Problem description:
Below are records to transcribe exactly, without their pictures.

Data for this exercise:
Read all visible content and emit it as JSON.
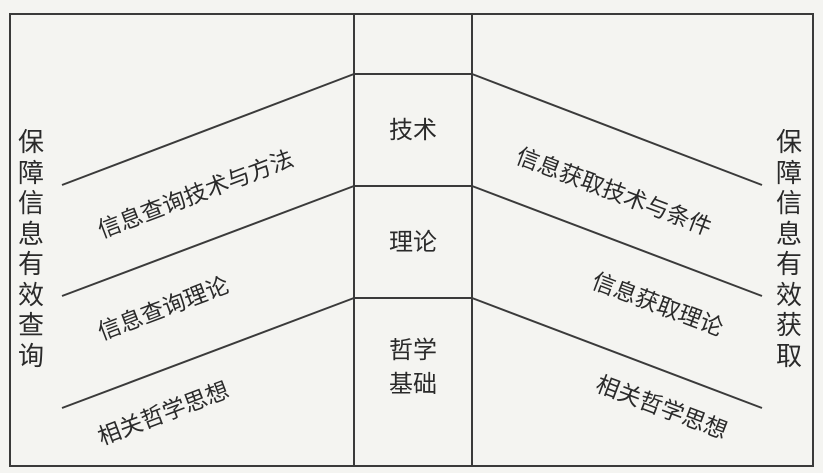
{
  "left_vertical_label": "保障信息有效查询",
  "right_vertical_label": "保障信息有效获取",
  "center_layers": [
    {
      "text": "技术"
    },
    {
      "text": "理论"
    },
    {
      "text": "哲学\n基础"
    }
  ],
  "left_items": [
    "信息查询技术与方法",
    "信息查询理论",
    "相关哲学思想"
  ],
  "right_items": [
    "信息获取技术与条件",
    "信息获取理论",
    "相关哲学思想"
  ],
  "colors": {
    "line": "#3a3a3a",
    "text": "#2a2a2a",
    "background": "#f4f4f1"
  }
}
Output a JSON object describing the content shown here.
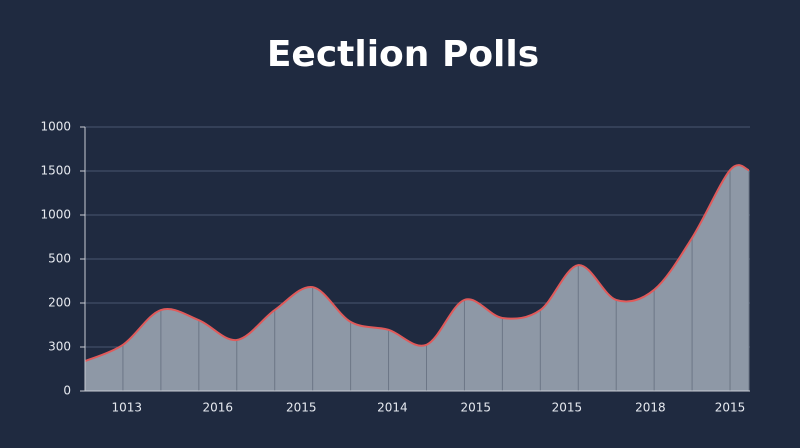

Finished task:
Read all visible content and emit it as JSON.
{
  "left_vertical_label": "保障信息有效查询",
  "right_vertical_label": "保障信息有效获取",
  "center_layers": [
    {
      "text": "技术"
    },
    {
      "text": "理论"
    },
    {
      "text": "哲学\n基础"
    }
  ],
  "left_items": [
    "信息查询技术与方法",
    "信息查询理论",
    "相关哲学思想"
  ],
  "right_items": [
    "信息获取技术与条件",
    "信息获取理论",
    "相关哲学思想"
  ],
  "colors": {
    "line": "#3a3a3a",
    "text": "#2a2a2a",
    "background": "#f4f4f1"
  }
}
Output a JSON object describing the content shown here.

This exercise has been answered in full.